-- DIRECTIVE --
Below are some records; work out how many of their lines contain "Fromage" and give the number only.

(Recorded data)
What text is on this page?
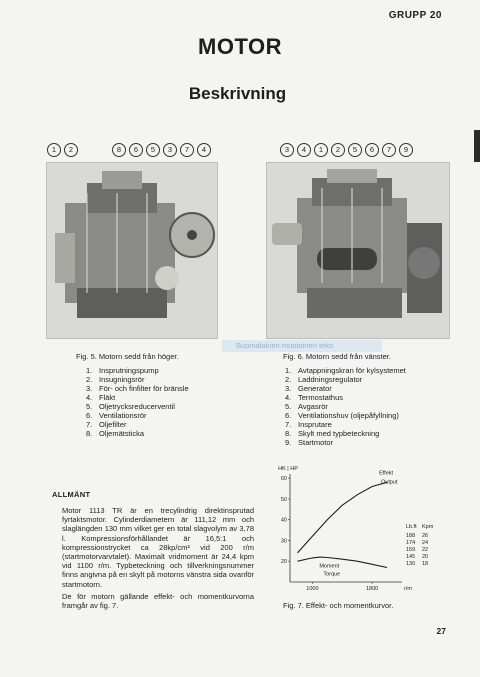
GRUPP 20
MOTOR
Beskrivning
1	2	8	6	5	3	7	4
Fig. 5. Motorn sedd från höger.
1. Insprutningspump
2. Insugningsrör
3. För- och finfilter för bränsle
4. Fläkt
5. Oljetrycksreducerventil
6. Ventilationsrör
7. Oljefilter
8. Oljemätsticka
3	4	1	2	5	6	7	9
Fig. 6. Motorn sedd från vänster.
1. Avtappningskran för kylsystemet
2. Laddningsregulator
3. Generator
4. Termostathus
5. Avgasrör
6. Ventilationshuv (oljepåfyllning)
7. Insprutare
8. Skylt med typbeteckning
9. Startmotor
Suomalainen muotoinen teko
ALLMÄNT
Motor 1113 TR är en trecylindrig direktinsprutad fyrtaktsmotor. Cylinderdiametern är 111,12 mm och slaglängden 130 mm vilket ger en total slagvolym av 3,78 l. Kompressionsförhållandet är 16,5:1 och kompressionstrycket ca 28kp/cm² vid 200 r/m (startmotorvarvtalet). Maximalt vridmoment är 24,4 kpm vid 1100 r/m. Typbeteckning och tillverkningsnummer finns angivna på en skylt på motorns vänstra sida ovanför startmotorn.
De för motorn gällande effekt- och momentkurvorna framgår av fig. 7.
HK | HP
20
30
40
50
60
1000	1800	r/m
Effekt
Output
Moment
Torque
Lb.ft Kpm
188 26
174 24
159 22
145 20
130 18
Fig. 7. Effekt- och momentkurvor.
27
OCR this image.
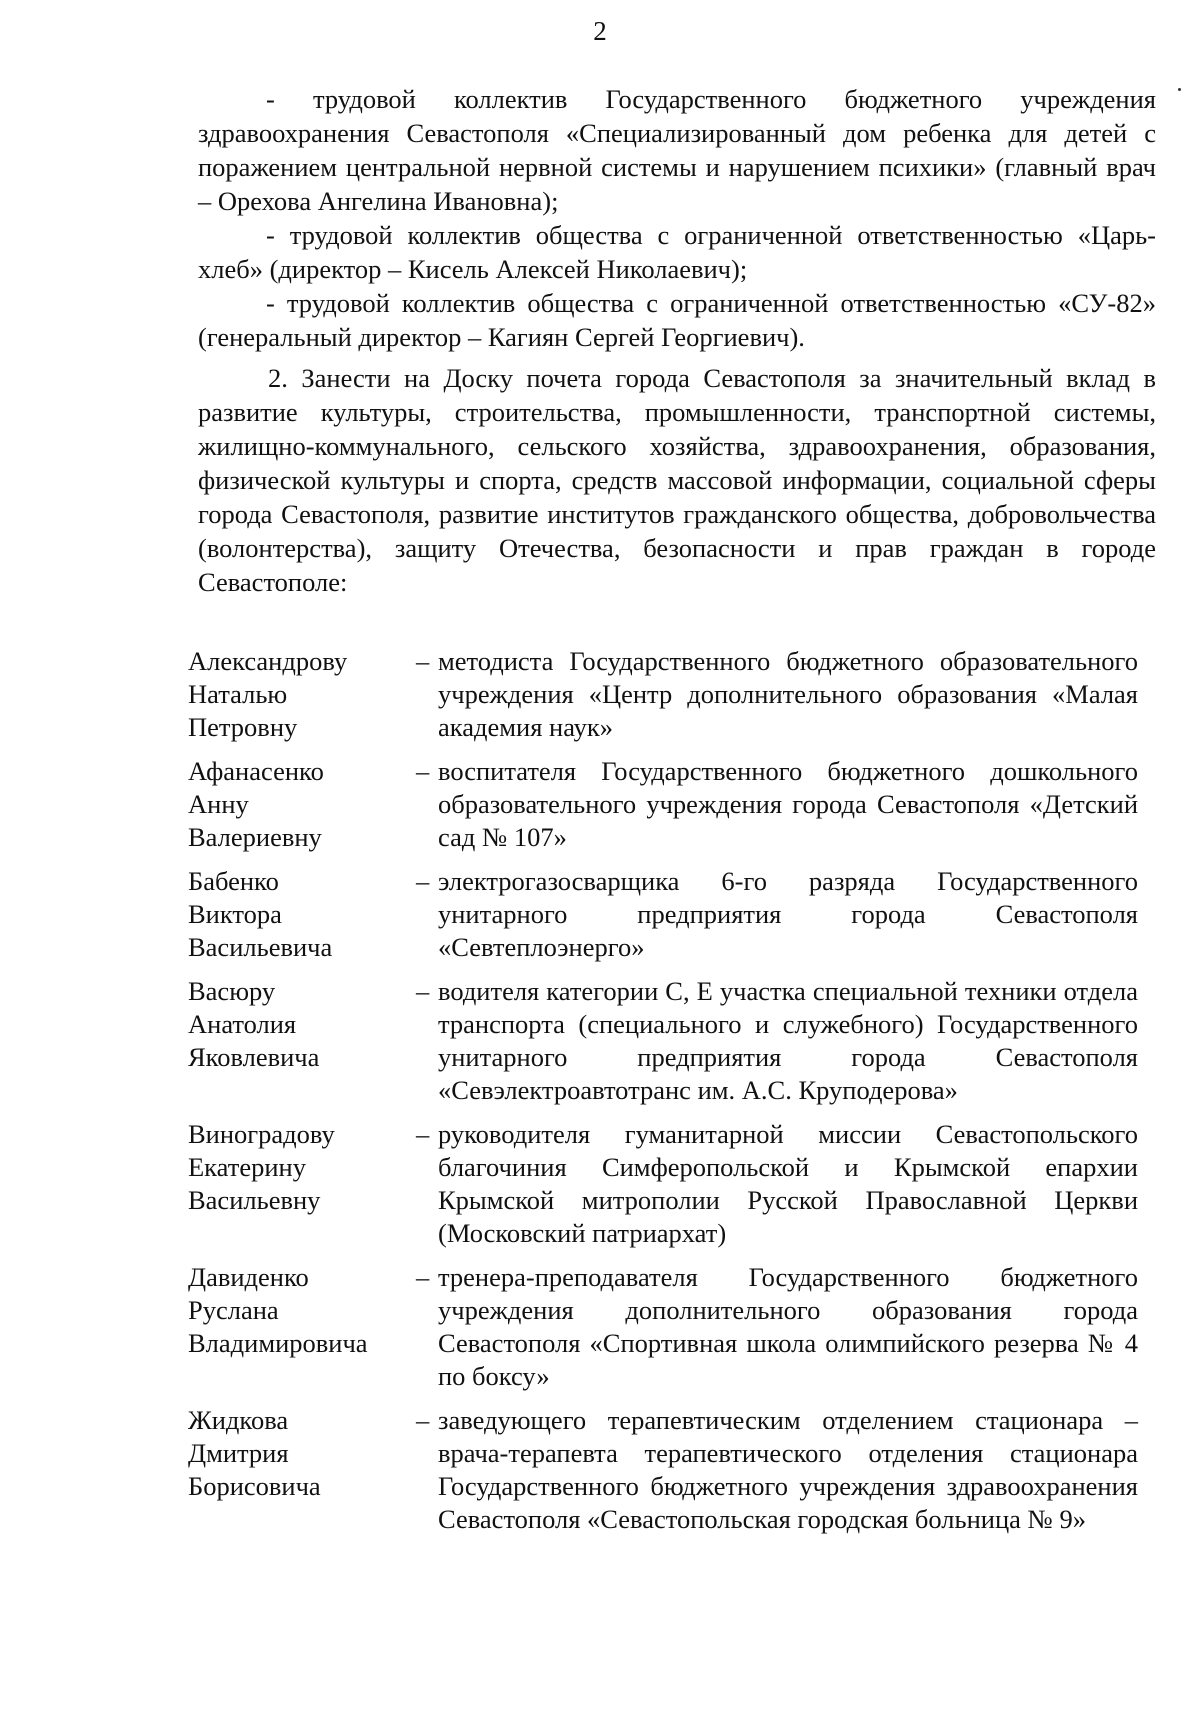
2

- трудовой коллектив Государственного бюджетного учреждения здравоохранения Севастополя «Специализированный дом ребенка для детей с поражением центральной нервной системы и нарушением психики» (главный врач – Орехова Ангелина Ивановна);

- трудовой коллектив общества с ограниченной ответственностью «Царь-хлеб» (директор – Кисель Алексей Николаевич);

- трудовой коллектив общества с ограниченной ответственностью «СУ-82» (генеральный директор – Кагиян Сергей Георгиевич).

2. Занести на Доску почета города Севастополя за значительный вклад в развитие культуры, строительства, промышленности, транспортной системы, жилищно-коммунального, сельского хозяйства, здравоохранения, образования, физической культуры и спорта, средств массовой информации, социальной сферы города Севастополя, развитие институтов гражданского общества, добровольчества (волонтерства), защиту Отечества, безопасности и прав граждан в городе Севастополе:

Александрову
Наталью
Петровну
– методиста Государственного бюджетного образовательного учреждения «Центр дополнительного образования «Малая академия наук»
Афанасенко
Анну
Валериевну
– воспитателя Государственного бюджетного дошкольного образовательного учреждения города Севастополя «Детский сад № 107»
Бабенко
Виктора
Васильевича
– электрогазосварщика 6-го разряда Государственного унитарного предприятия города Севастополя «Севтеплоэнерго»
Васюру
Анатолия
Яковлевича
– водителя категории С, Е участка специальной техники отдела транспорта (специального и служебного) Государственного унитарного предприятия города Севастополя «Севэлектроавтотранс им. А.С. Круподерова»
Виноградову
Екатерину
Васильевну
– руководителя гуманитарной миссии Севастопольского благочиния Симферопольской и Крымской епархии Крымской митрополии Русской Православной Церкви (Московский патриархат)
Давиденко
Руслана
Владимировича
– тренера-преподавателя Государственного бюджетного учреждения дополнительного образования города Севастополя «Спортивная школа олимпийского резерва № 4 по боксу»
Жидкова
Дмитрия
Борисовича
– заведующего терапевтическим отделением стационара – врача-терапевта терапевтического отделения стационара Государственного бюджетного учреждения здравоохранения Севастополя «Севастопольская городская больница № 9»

--

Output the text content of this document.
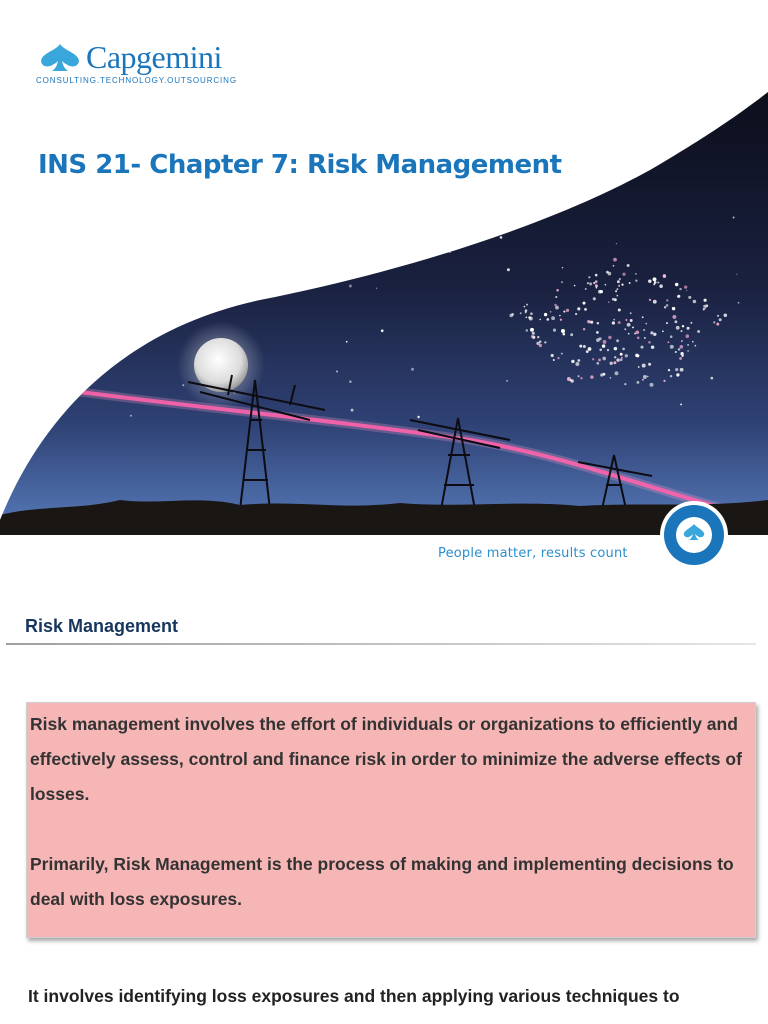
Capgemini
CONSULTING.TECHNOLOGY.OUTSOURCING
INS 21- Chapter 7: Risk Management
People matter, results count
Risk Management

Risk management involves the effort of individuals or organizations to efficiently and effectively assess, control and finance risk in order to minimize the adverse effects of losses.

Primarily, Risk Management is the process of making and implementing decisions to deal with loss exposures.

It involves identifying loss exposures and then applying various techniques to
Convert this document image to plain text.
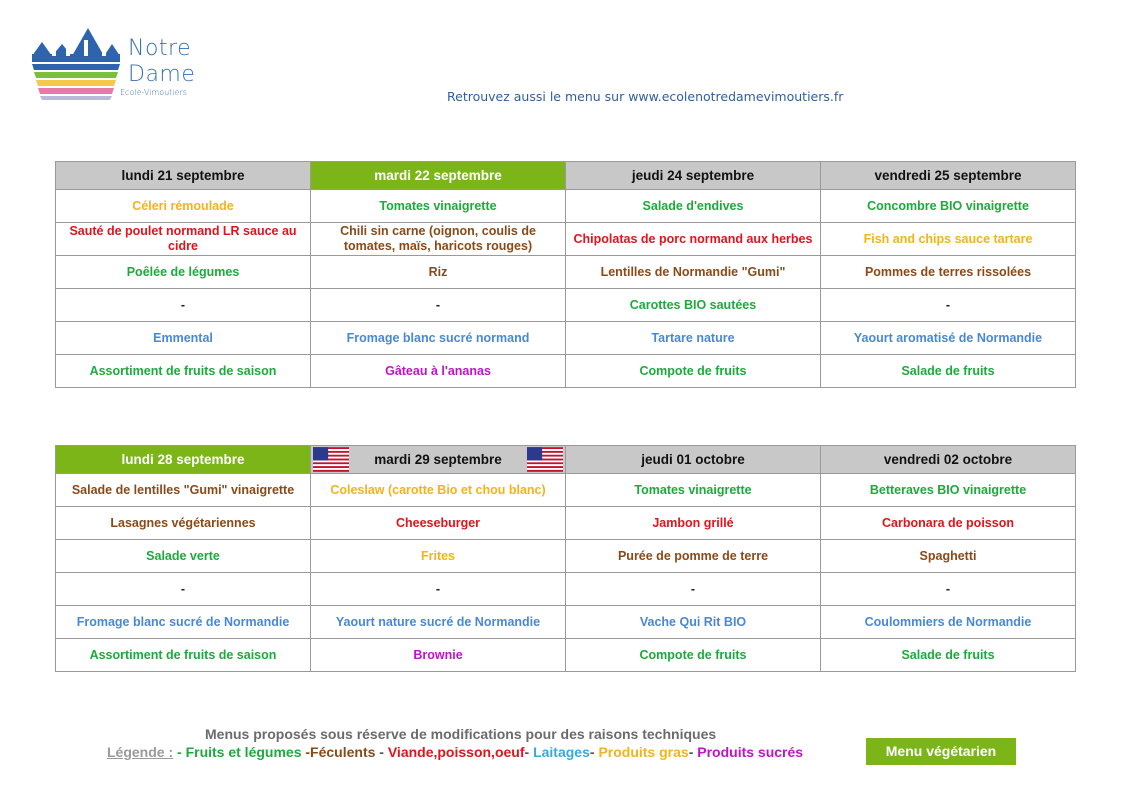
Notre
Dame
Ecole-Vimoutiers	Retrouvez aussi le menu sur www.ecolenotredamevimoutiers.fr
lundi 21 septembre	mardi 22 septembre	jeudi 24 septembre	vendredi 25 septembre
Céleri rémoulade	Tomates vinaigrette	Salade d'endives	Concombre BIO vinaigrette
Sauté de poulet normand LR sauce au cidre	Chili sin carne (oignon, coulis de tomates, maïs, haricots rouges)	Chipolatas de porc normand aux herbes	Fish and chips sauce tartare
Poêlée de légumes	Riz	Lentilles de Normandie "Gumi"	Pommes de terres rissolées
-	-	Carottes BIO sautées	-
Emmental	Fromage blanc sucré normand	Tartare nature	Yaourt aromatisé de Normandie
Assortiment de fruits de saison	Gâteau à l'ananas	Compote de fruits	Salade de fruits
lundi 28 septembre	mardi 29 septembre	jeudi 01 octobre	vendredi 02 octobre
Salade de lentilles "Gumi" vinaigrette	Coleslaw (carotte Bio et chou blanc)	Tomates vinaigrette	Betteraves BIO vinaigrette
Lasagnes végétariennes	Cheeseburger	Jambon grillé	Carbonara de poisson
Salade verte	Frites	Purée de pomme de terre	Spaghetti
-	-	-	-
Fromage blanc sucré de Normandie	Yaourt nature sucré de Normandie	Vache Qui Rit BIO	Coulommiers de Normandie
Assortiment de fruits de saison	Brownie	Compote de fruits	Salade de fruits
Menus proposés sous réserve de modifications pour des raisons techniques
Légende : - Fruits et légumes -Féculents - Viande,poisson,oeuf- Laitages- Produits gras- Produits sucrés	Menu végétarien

-- COMPLETE ANSWER --
2